▶ _STATED GOAL_:
Write out every entry exactly as given, but omit the pictures.

- - - -

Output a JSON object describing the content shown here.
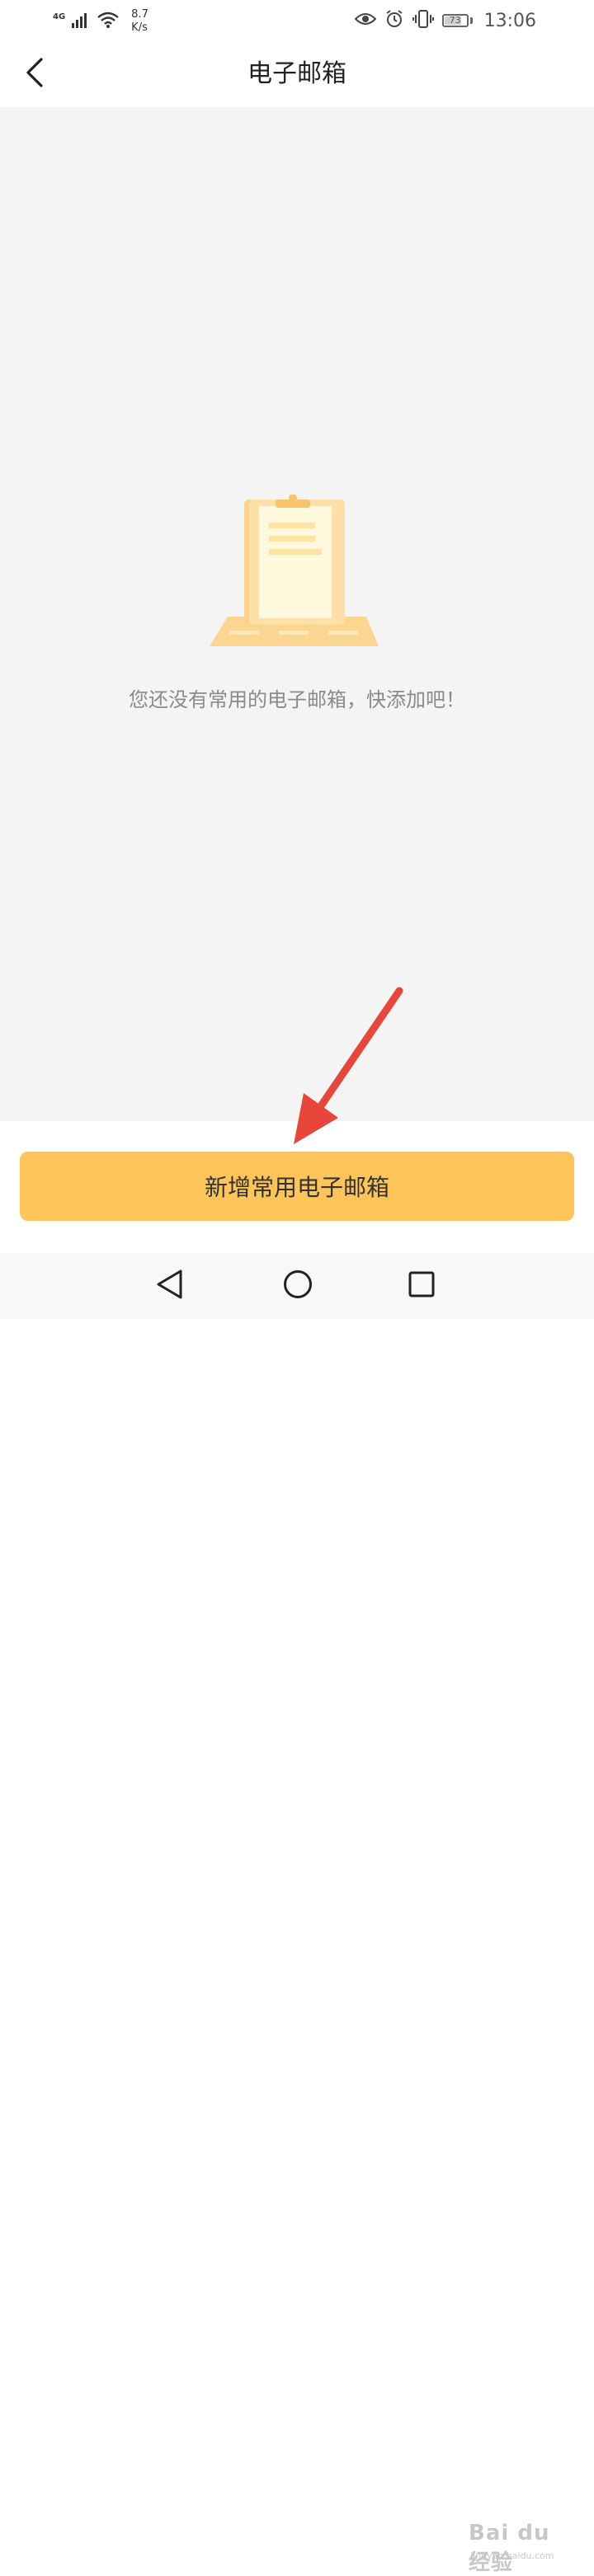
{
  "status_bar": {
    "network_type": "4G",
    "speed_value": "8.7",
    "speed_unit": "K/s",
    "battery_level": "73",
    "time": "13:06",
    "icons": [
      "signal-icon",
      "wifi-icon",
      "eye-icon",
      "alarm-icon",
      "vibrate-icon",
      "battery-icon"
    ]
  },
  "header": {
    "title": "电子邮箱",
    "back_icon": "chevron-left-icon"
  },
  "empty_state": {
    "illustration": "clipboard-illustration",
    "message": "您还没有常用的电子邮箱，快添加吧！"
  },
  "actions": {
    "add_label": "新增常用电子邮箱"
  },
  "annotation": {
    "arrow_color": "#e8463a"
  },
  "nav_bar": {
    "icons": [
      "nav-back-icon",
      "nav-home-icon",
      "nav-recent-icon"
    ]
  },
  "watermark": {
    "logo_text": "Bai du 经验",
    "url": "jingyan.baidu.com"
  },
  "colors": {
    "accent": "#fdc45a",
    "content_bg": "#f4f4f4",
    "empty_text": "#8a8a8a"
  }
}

- - - -

▶ _FINISHED ANSWER_:
Output a JSON object describing the content shown here.
{
  "status_bar": {
    "network_type": "4G",
    "speed_value": "8.7",
    "speed_unit": "K/s",
    "battery_level": "73",
    "time": "13:06",
    "icons": [
      "signal-icon",
      "wifi-icon",
      "eye-icon",
      "alarm-icon",
      "vibrate-icon",
      "battery-icon"
    ]
  },
  "header": {
    "title": "电子邮箱",
    "back_icon": "chevron-left-icon"
  },
  "empty_state": {
    "illustration": "clipboard-illustration",
    "message": "您还没有常用的电子邮箱，快添加吧！"
  },
  "actions": {
    "add_label": "新增常用电子邮箱"
  },
  "annotation": {
    "arrow_color": "#e8463a"
  },
  "nav_bar": {
    "icons": [
      "nav-back-icon",
      "nav-home-icon",
      "nav-recent-icon"
    ]
  },
  "watermark": {
    "logo_text": "Bai du 经验",
    "url": "jingyan.baidu.com"
  },
  "colors": {
    "accent": "#fdc45a",
    "content_bg": "#f4f4f4",
    "empty_text": "#8a8a8a"
  }
}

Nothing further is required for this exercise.